Collected data entries:
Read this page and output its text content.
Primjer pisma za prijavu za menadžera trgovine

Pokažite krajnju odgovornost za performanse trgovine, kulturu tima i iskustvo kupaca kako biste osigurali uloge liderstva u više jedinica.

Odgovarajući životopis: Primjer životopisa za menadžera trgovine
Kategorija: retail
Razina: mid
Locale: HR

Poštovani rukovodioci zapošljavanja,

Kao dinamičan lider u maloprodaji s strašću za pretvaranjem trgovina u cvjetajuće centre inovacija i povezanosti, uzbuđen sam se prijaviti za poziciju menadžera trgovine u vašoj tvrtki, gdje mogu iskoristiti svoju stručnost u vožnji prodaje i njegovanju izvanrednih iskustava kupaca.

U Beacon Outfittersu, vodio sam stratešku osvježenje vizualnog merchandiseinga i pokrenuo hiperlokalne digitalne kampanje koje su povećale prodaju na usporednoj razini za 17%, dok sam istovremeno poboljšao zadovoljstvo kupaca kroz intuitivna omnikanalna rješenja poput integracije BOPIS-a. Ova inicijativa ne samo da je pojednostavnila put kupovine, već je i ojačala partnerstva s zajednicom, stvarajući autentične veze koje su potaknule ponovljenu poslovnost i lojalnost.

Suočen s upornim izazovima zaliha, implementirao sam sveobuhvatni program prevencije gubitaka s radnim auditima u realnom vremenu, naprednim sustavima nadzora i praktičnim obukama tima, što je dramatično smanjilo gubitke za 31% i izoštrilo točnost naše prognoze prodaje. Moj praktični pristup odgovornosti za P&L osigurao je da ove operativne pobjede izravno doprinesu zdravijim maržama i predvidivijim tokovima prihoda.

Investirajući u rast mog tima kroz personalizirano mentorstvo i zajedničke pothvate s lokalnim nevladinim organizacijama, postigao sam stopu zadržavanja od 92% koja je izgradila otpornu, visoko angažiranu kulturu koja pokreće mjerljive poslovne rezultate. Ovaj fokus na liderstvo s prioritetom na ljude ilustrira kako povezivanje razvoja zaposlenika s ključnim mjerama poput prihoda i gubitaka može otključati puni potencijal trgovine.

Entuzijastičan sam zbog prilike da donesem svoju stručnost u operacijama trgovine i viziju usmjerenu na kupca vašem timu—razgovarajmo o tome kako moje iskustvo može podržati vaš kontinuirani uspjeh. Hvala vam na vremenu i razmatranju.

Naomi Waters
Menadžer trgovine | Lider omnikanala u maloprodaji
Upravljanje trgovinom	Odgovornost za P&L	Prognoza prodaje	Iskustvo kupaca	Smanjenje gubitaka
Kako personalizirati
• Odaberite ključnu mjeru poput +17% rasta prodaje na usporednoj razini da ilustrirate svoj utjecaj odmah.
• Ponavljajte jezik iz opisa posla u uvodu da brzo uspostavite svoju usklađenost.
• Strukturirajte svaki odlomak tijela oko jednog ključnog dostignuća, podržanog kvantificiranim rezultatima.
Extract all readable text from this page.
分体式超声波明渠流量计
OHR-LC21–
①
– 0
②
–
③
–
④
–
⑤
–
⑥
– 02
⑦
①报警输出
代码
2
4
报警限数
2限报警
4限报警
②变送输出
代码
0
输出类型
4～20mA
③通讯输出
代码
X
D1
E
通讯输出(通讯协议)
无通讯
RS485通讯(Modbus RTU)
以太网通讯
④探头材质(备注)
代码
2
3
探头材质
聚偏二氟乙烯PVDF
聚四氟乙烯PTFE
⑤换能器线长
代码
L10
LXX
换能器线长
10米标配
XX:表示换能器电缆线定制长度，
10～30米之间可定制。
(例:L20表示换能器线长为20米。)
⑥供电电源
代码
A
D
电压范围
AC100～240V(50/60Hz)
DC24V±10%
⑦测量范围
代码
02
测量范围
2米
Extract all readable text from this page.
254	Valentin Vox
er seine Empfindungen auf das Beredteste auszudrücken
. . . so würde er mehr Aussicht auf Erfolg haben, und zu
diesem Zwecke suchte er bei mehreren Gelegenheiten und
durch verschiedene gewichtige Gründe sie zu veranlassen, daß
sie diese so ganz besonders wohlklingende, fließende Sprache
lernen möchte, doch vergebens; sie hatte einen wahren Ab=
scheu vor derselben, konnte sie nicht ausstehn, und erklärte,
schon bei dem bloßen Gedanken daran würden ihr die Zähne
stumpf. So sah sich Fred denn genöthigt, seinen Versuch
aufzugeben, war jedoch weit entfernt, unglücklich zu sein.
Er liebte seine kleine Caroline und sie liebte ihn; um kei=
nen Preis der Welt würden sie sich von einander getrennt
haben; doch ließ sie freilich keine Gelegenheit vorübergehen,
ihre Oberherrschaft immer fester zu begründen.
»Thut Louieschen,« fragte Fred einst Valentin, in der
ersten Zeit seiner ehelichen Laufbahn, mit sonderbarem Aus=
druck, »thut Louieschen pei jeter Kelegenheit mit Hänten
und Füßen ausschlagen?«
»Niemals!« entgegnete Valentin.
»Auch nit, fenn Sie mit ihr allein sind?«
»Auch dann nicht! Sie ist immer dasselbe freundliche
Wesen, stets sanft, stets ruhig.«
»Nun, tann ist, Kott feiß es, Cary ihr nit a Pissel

→ **Problem statement**
Go through the material above line by line and copy it exactly.

→ **Worked answer**
Read this page and output its text content.
Primjer pisma za prijavu za menadžera trgovine

Pokažite krajnju odgovornost za performanse trgovine, kulturu tima i iskustvo kupaca kako biste osigurali uloge liderstva u više jedinica.

Odgovarajući životopis: Primjer životopisa za menadžera trgovine
Kategorija: retail
Razina: mid
Locale: HR

Poštovani rukovodioci zapošljavanja,

Kao dinamičan lider u maloprodaji s strašću za pretvaranjem trgovina u cvjetajuće centre inovacija i povezanosti, uzbuđen sam se prijaviti za poziciju menadžera trgovine u vašoj tvrtki, gdje mogu iskoristiti svoju stručnost u vožnji prodaje i njegovanju izvanrednih iskustava kupaca.

U Beacon Outfittersu, vodio sam stratešku osvježenje vizualnog merchandiseinga i pokrenuo hiperlokalne digitalne kampanje koje su povećale prodaju na usporednoj razini za 17%, dok sam istovremeno poboljšao zadovoljstvo kupaca kroz intuitivna omnikanalna rješenja poput integracije BOPIS-a. Ova inicijativa ne samo da je pojednostavnila put kupovine, već je i ojačala partnerstva s zajednicom, stvarajući autentične veze koje su potaknule ponovljenu poslovnost i lojalnost.

Suočen s upornim izazovima zaliha, implementirao sam sveobuhvatni program prevencije gubitaka s radnim auditima u realnom vremenu, naprednim sustavima nadzora i praktičnim obukama tima, što je dramatično smanjilo gubitke za 31% i izoštrilo točnost naše prognoze prodaje. Moj praktični pristup odgovornosti za P&L osigurao je da ove operativne pobjede izravno doprinesu zdravijim maržama i predvidivijim tokovima prihoda.

Investirajući u rast mog tima kroz personalizirano mentorstvo i zajedničke pothvate s lokalnim nevladinim organizacijama, postigao sam stopu zadržavanja od 92% koja je izgradila otpornu, visoko angažiranu kulturu koja pokreće mjerljive poslovne rezultate. Ovaj fokus na liderstvo s prioritetom na ljude ilustrira kako povezivanje razvoja zaposlenika s ključnim mjerama poput prihoda i gubitaka može otključati puni potencijal trgovine.

Entuzijastičan sam zbog prilike da donesem svoju stručnost u operacijama trgovine i viziju usmjerenu na kupca vašem timu—razgovarajmo o tome kako moje iskustvo može podržati vaš kontinuirani uspjeh. Hvala vam na vremenu i razmatranju.

Naomi Waters
Menadžer trgovine | Lider omnikanala u maloprodaji
Upravljanje trgovinom	Odgovornost za P&L	Prognoza prodaje	Iskustvo kupaca	Smanjenje gubitaka
Kako personalizirati
• Odaberite ključnu mjeru poput +17% rasta prodaje na usporednoj razini da ilustrirate svoj utjecaj odmah.
• Ponavljajte jezik iz opisa posla u uvodu da brzo uspostavite svoju usklađenost.
• Strukturirajte svaki odlomak tijela oko jednog ključnog dostignuća, podržanog kvantificiranim rezultatima.
Extract all readable text from this page.
分体式超声波明渠流量计
OHR-LC21–
①
– 0
②
–
③
–
④
–
⑤
–
⑥
– 02
⑦
①报警输出
代码
2
4
报警限数
2限报警
4限报警
②变送输出
代码
0
输出类型
4～20mA
③通讯输出
代码
X
D1
E
通讯输出(通讯协议)
无通讯
RS485通讯(Modbus RTU)
以太网通讯
④探头材质(备注)
代码
2
3
探头材质
聚偏二氟乙烯PVDF
聚四氟乙烯PTFE
⑤换能器线长
代码
L10
LXX
换能器线长
10米标配
XX:表示换能器电缆线定制长度，
10～30米之间可定制。
(例:L20表示换能器线长为20米。)
⑥供电电源
代码
A
D
电压范围
AC100～240V(50/60Hz)
DC24V±10%
⑦测量范围
代码
02
测量范围
2米
Extract all readable text from this page.
254	Valentin Vox
er seine Empfindungen auf das Beredteste auszudrücken
. . . so würde er mehr Aussicht auf Erfolg haben, und zu
diesem Zwecke suchte er bei mehreren Gelegenheiten und
durch verschiedene gewichtige Gründe sie zu veranlassen, daß
sie diese so ganz besonders wohlklingende, fließende Sprache
lernen möchte, doch vergebens; sie hatte einen wahren Ab=
scheu vor derselben, konnte sie nicht ausstehn, und erklärte,
schon bei dem bloßen Gedanken daran würden ihr die Zähne
stumpf. So sah sich Fred denn genöthigt, seinen Versuch
aufzugeben, war jedoch weit entfernt, unglücklich zu sein.
Er liebte seine kleine Caroline und sie liebte ihn; um kei=
nen Preis der Welt würden sie sich von einander getrennt
haben; doch ließ sie freilich keine Gelegenheit vorübergehen,
ihre Oberherrschaft immer fester zu begründen.
»Thut Louieschen,« fragte Fred einst Valentin, in der
ersten Zeit seiner ehelichen Laufbahn, mit sonderbarem Aus=
druck, »thut Louieschen pei jeter Kelegenheit mit Hänten
und Füßen ausschlagen?«
»Niemals!« entgegnete Valentin.
»Auch nit, fenn Sie mit ihr allein sind?«
»Auch dann nicht! Sie ist immer dasselbe freundliche
Wesen, stets sanft, stets ruhig.«
»Nun, tann ist, Kott feiß es, Cary ihr nit a Pissel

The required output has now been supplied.